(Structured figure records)

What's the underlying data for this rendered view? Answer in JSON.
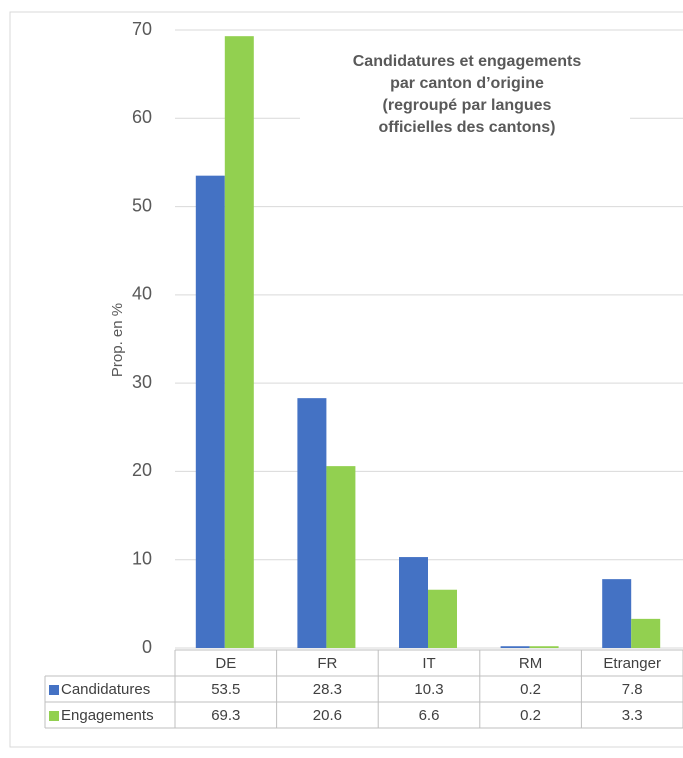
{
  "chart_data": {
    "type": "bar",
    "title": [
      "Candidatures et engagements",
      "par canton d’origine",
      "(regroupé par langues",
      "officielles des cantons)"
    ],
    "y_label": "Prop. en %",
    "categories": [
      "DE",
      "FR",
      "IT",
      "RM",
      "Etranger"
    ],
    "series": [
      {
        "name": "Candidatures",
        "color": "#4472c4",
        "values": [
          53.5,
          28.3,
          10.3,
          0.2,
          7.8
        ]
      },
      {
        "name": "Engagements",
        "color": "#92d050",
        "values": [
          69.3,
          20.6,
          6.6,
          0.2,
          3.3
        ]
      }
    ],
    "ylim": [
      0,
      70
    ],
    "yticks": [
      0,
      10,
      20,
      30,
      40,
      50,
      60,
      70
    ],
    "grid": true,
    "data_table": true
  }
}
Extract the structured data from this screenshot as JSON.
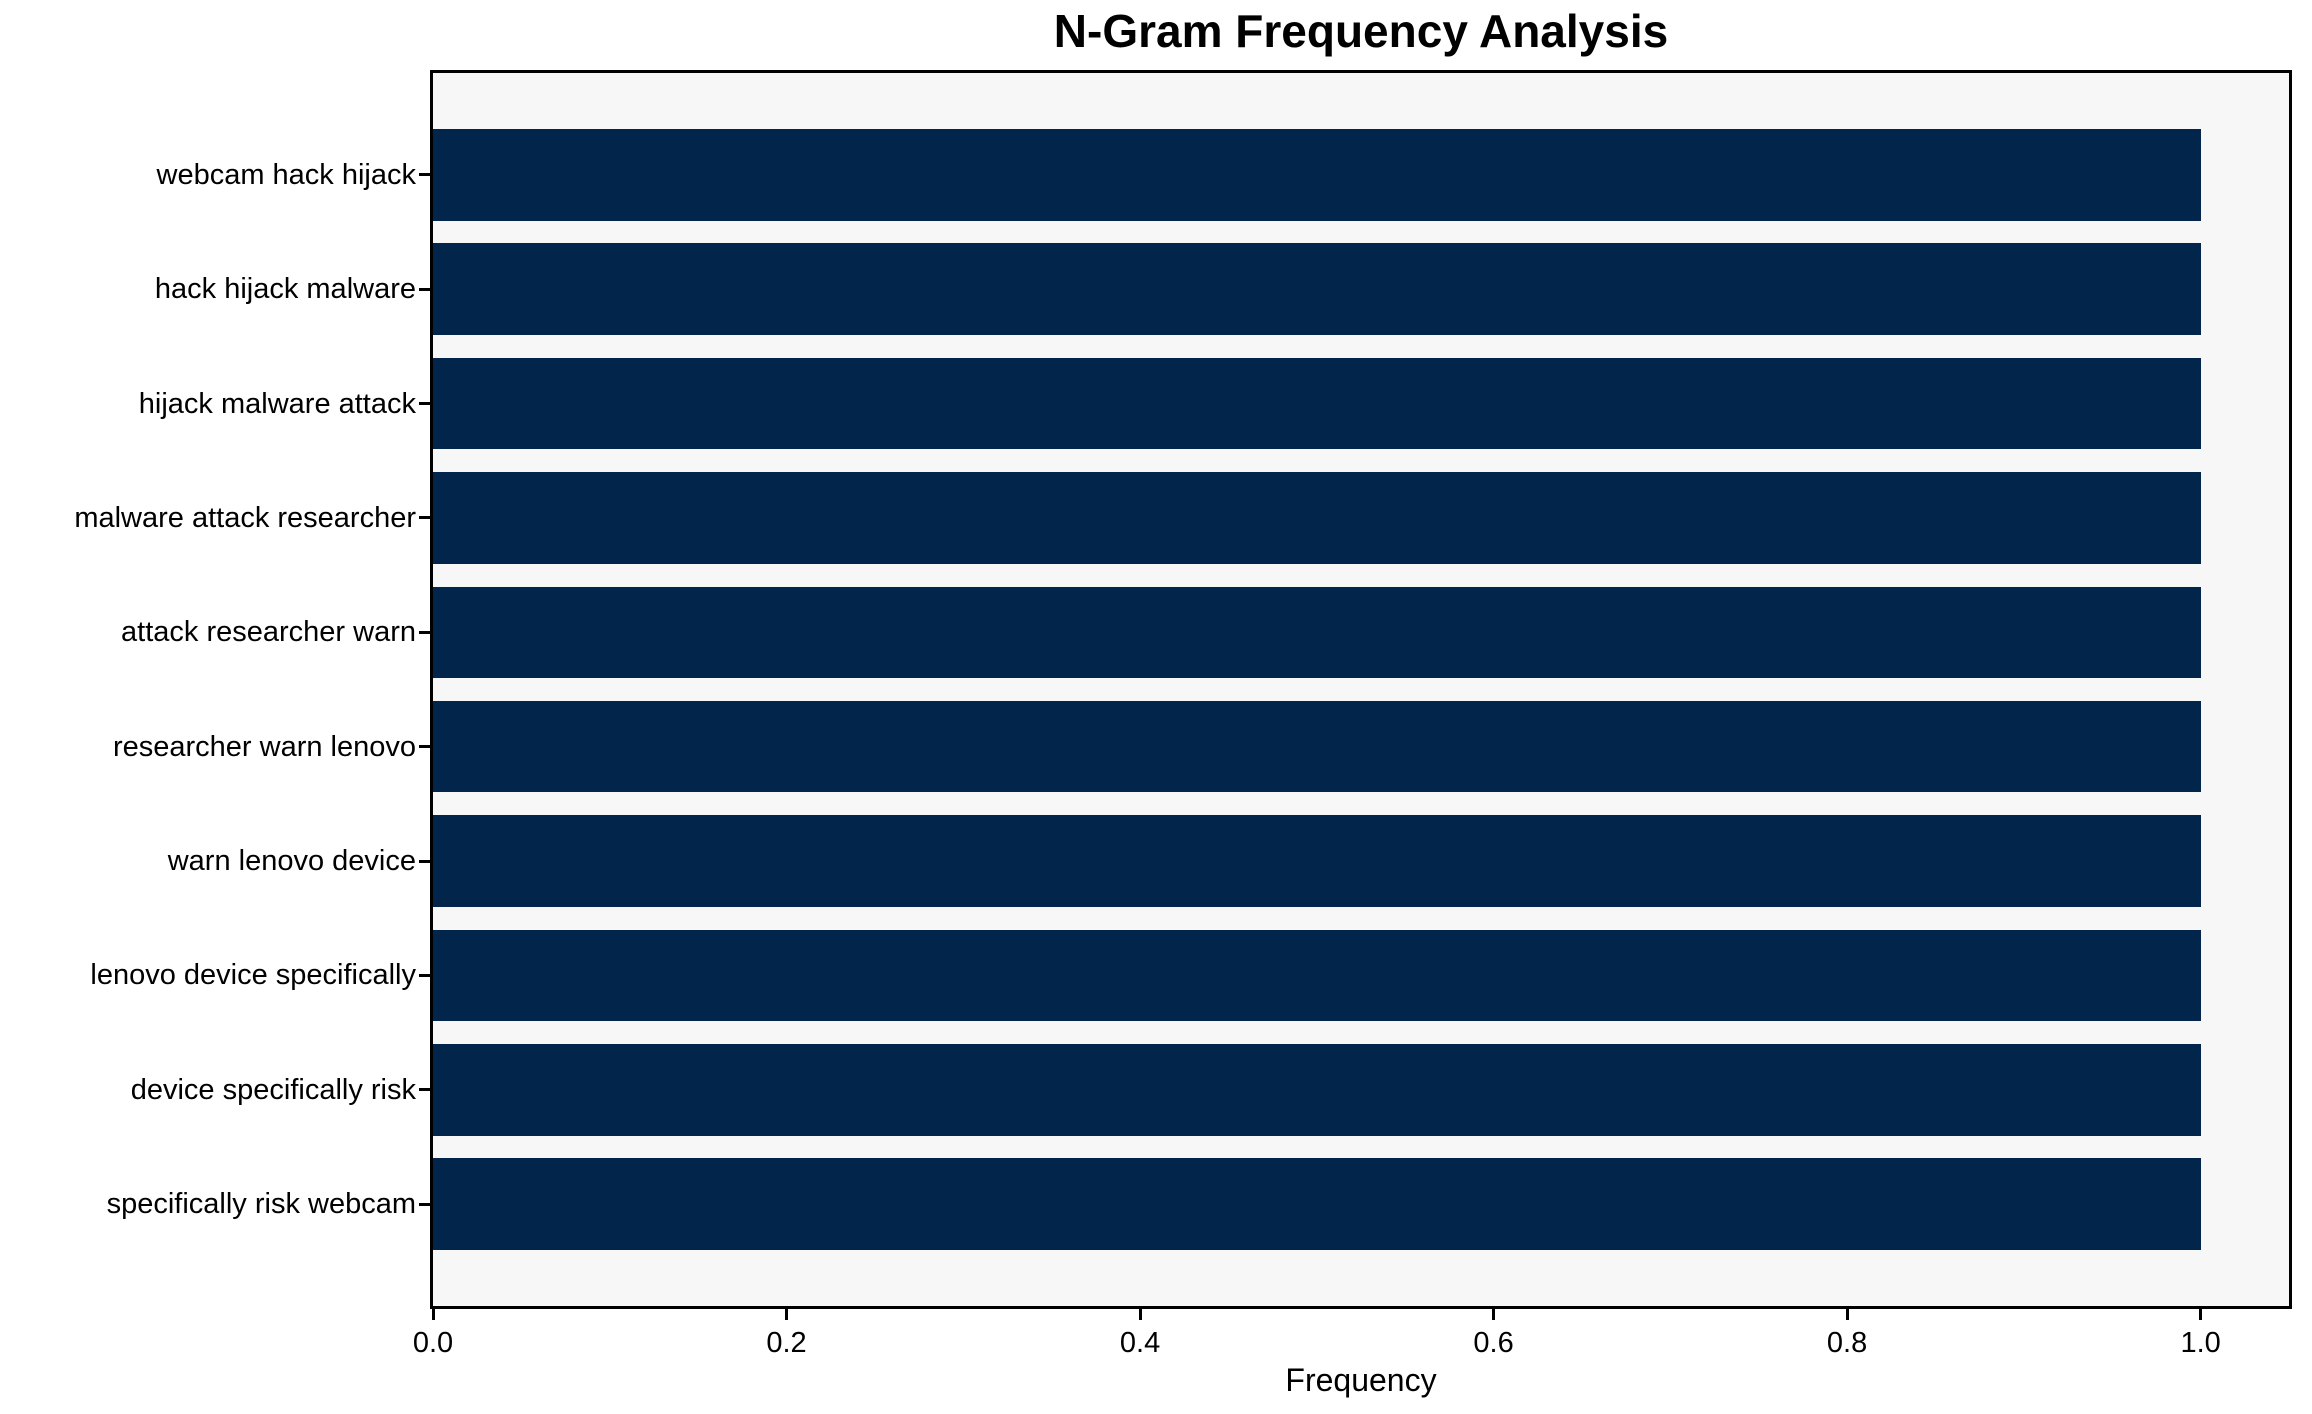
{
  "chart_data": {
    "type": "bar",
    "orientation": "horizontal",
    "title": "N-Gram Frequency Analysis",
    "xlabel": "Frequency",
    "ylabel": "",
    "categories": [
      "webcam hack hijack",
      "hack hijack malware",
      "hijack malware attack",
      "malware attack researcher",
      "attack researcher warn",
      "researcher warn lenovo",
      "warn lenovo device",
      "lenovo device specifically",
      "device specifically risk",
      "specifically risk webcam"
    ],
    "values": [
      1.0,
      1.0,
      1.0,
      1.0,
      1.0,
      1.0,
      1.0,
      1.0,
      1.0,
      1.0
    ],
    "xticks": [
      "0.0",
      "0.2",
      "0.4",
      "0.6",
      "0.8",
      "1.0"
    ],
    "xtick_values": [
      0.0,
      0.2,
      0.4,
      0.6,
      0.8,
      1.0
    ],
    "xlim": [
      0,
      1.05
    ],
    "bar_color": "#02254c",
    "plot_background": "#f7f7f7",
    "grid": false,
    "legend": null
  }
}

Brief:
Reproduce the material above in full, exactly, with no images.

Answer to the exercise:
What's the underlying data for this rendered view? Answer in JSON.
{
  "chart_data": {
    "type": "bar",
    "title": [
      "Candidatures et engagements",
      "par canton d’origine",
      "(regroupé par langues",
      "officielles des cantons)"
    ],
    "y_label": "Prop. en %",
    "categories": [
      "DE",
      "FR",
      "IT",
      "RM",
      "Etranger"
    ],
    "series": [
      {
        "name": "Candidatures",
        "color": "#4472c4",
        "values": [
          53.5,
          28.3,
          10.3,
          0.2,
          7.8
        ]
      },
      {
        "name": "Engagements",
        "color": "#92d050",
        "values": [
          69.3,
          20.6,
          6.6,
          0.2,
          3.3
        ]
      }
    ],
    "ylim": [
      0,
      70
    ],
    "yticks": [
      0,
      10,
      20,
      30,
      40,
      50,
      60,
      70
    ],
    "grid": true,
    "data_table": true
  }
}
Extract the structured data from this screenshot as JSON.
{
  "chart_data": {
    "type": "bar",
    "orientation": "horizontal",
    "title": "N-Gram Frequency Analysis",
    "xlabel": "Frequency",
    "ylabel": "",
    "categories": [
      "webcam hack hijack",
      "hack hijack malware",
      "hijack malware attack",
      "malware attack researcher",
      "attack researcher warn",
      "researcher warn lenovo",
      "warn lenovo device",
      "lenovo device specifically",
      "device specifically risk",
      "specifically risk webcam"
    ],
    "values": [
      1.0,
      1.0,
      1.0,
      1.0,
      1.0,
      1.0,
      1.0,
      1.0,
      1.0,
      1.0
    ],
    "xticks": [
      "0.0",
      "0.2",
      "0.4",
      "0.6",
      "0.8",
      "1.0"
    ],
    "xtick_values": [
      0.0,
      0.2,
      0.4,
      0.6,
      0.8,
      1.0
    ],
    "xlim": [
      0,
      1.05
    ],
    "bar_color": "#02254c",
    "plot_background": "#f7f7f7",
    "grid": false,
    "legend": null
  }
}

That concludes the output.